* **Task to complete**
In the following material, identify every line holding the string "Khamenei" and return it.

* **Record extracts**

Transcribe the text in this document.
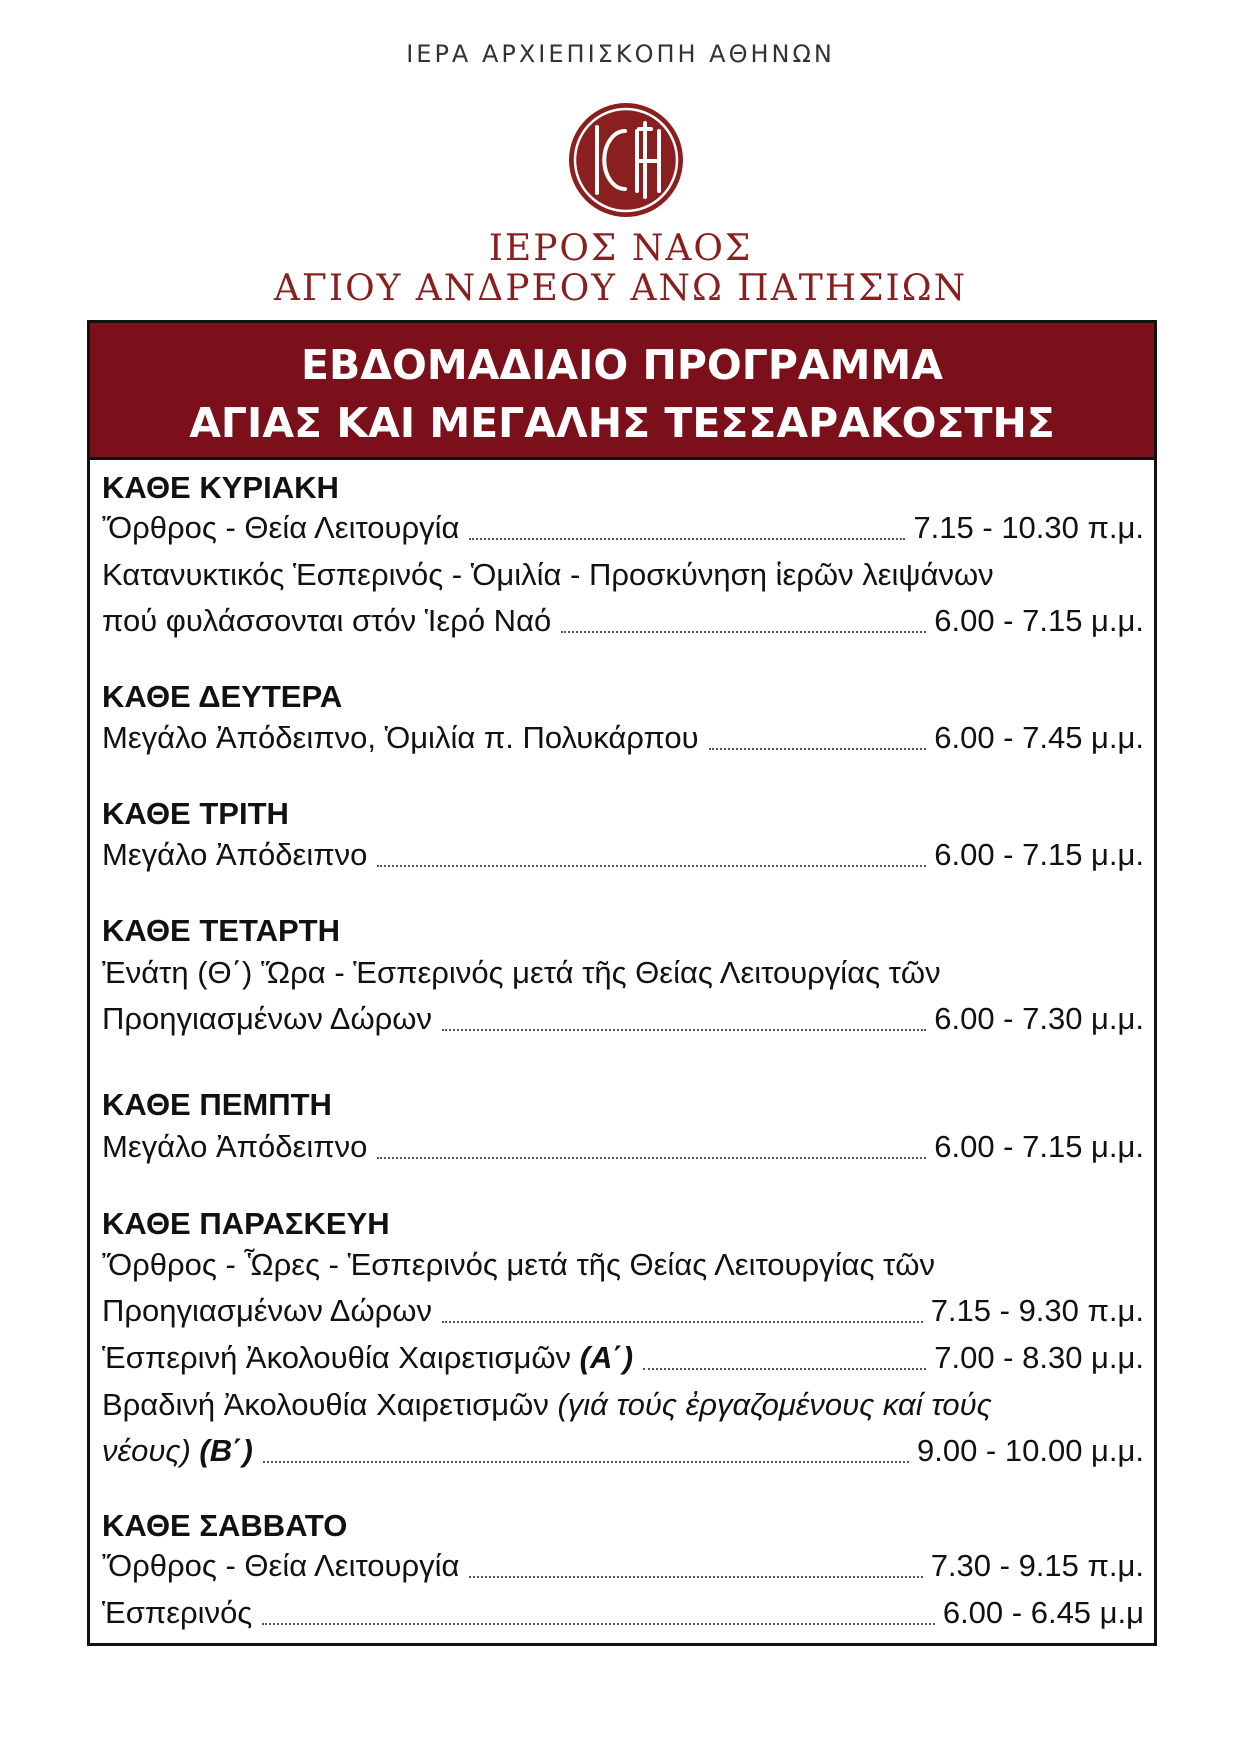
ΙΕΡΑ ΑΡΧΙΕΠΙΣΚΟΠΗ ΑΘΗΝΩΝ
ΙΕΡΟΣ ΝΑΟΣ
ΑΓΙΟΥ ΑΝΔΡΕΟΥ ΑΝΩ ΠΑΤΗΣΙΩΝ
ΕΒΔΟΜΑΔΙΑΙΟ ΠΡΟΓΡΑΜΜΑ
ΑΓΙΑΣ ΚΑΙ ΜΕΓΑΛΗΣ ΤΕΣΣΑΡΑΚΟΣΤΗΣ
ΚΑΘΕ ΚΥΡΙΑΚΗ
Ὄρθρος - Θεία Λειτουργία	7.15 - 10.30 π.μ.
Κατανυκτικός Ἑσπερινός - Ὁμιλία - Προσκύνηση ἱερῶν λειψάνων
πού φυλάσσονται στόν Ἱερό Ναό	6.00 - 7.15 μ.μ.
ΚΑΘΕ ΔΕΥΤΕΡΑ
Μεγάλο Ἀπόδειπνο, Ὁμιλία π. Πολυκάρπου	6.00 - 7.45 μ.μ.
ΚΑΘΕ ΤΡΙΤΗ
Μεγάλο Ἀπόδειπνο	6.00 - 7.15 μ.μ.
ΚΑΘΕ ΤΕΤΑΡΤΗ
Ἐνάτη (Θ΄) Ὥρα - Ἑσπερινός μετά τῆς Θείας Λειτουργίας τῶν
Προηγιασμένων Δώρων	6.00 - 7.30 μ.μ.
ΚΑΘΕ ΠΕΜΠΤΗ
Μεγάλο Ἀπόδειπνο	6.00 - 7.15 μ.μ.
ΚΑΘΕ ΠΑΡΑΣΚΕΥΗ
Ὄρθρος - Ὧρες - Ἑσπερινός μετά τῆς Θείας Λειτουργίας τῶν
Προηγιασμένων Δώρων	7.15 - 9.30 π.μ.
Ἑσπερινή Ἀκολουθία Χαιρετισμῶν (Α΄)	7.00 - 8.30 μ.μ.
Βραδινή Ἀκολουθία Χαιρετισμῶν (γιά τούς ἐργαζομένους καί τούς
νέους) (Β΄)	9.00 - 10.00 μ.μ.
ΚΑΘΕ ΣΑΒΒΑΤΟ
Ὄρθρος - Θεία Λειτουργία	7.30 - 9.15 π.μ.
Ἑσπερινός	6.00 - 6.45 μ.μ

...

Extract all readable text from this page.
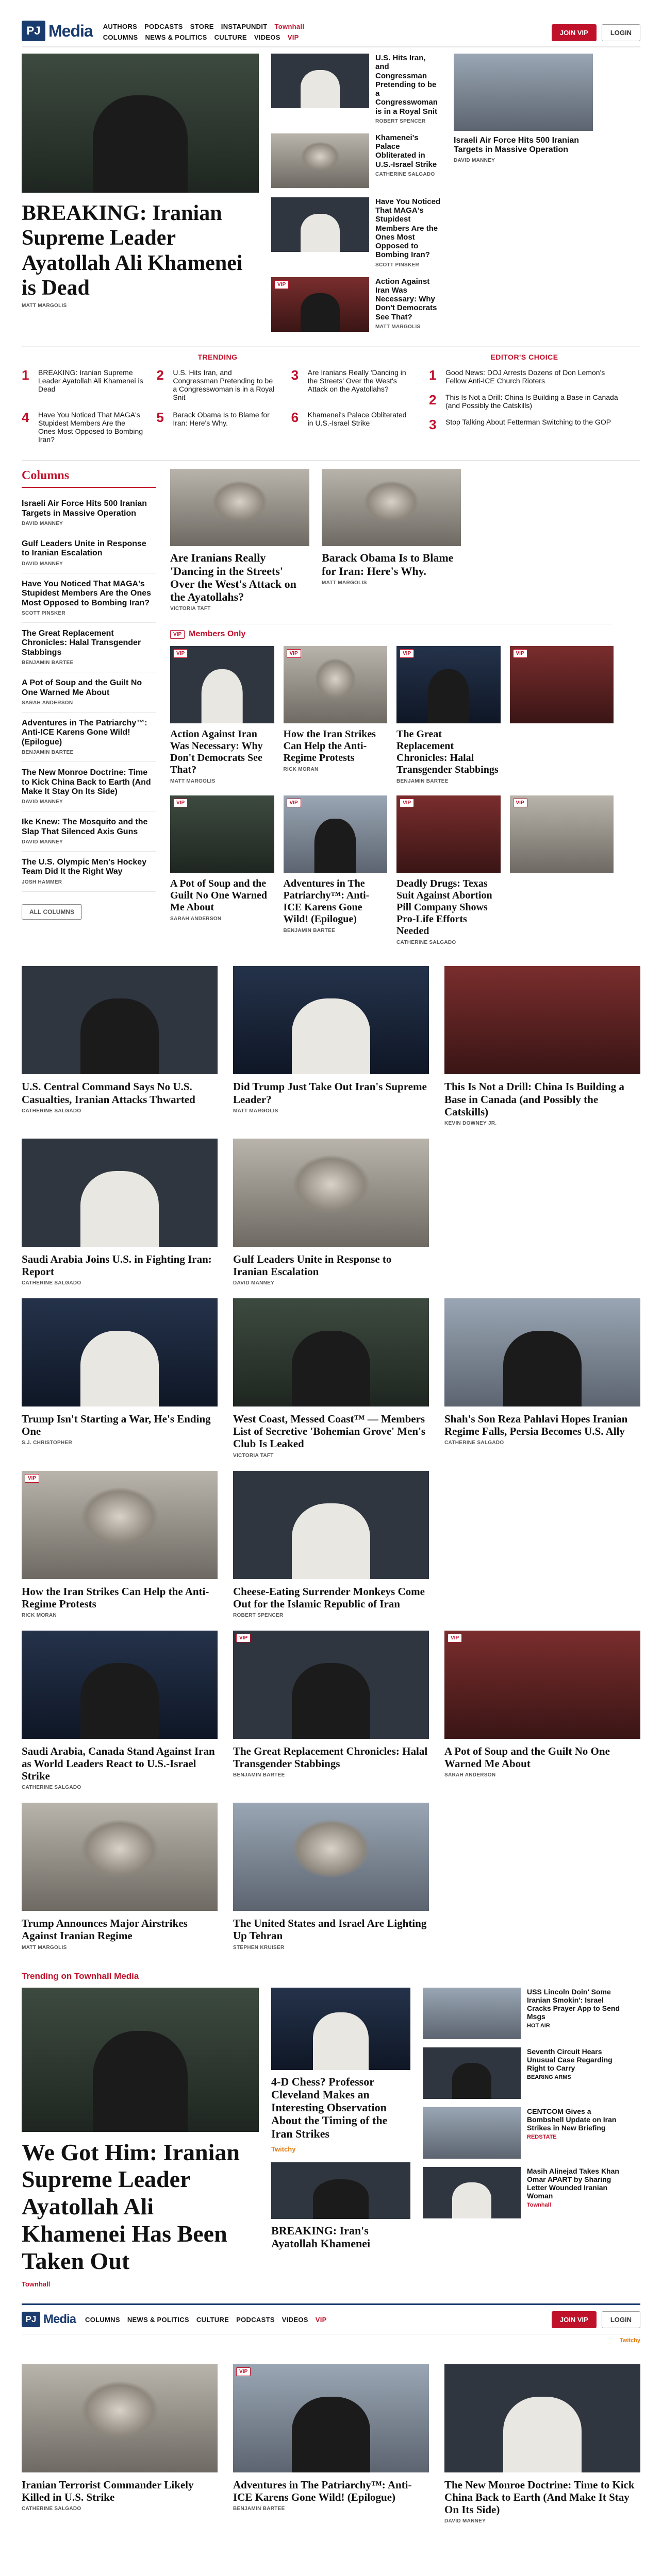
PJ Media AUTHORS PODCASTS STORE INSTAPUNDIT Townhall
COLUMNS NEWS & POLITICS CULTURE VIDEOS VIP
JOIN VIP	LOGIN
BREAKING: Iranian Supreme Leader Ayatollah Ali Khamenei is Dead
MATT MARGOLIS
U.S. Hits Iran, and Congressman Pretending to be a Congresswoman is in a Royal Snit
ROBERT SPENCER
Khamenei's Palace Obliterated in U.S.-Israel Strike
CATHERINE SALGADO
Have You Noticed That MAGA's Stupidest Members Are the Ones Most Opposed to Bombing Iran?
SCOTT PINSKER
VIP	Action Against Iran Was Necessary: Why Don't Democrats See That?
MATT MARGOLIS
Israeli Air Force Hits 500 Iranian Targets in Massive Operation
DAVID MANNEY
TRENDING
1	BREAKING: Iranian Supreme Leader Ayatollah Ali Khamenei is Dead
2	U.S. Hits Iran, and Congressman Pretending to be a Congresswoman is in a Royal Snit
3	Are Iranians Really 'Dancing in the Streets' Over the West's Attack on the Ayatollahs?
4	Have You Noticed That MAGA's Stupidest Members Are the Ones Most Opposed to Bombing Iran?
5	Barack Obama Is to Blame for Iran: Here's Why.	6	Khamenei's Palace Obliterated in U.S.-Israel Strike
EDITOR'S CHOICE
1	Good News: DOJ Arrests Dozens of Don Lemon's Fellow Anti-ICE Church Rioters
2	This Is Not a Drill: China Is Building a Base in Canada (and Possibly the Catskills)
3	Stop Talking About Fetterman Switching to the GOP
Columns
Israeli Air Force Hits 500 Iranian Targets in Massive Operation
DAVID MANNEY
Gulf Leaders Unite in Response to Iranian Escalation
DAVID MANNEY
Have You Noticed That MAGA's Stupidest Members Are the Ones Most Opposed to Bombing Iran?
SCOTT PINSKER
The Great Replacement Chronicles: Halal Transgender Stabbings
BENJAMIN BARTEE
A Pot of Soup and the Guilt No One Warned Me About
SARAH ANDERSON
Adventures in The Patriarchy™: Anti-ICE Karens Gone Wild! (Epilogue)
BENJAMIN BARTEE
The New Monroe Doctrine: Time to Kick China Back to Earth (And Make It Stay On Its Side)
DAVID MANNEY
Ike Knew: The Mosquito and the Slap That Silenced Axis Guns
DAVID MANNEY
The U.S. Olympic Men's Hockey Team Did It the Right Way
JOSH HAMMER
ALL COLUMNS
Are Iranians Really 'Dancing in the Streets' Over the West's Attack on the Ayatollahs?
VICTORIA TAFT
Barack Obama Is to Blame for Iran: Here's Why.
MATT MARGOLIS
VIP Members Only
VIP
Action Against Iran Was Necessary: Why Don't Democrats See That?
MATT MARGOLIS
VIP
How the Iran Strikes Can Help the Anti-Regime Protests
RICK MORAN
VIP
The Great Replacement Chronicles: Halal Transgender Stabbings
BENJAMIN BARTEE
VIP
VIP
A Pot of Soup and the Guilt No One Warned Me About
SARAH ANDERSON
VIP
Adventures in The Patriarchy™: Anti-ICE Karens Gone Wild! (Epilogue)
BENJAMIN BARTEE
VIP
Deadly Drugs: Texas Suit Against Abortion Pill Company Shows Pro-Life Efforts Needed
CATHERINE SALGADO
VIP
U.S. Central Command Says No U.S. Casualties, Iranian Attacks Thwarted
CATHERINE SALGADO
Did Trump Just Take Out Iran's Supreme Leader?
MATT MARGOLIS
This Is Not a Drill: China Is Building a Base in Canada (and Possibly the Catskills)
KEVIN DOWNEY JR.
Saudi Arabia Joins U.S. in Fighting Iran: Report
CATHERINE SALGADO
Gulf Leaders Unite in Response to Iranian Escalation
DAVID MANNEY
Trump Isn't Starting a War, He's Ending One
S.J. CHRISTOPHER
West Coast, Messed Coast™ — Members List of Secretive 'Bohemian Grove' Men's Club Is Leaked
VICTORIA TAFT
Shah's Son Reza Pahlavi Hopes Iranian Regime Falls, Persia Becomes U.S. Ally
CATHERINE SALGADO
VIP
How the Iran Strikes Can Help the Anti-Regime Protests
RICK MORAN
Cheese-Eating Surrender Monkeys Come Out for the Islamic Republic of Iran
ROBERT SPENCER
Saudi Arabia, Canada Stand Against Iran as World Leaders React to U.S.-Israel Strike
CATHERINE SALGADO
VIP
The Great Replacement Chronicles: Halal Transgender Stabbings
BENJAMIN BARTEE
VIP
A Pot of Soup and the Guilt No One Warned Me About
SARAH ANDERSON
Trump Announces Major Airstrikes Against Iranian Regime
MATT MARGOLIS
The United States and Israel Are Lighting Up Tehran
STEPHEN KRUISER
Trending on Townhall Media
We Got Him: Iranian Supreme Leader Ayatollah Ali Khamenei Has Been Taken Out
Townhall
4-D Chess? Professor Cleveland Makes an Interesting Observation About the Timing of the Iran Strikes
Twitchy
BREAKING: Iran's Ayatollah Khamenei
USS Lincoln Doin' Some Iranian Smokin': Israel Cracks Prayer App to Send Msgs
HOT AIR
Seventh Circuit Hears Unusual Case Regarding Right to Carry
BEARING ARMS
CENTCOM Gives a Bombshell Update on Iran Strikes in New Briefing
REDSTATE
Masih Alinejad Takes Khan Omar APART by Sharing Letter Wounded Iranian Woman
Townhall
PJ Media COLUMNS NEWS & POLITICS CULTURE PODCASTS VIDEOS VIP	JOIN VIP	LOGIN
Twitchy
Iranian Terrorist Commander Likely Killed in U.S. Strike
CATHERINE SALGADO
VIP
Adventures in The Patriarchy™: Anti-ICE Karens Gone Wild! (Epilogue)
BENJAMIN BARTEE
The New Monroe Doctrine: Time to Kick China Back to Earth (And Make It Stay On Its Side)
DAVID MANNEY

* **Finished task**
BREAKING: Iranian Supreme Leader Ayatollah Ali Khamenei is Dead
Khamenei's Palace Obliterated in U.S.-Israel Strike
1	BREAKING: Iranian Supreme Leader Ayatollah Ali Khamenei is Dead
5	Barack Obama Is to Blame for Iran: Here's Why.	6	Khamenei's Palace Obliterated in U.S.-Israel Strike
We Got Him: Iranian Supreme Leader Ayatollah Ali Khamenei Has Been Taken Out
BREAKING: Iran's Ayatollah Khamenei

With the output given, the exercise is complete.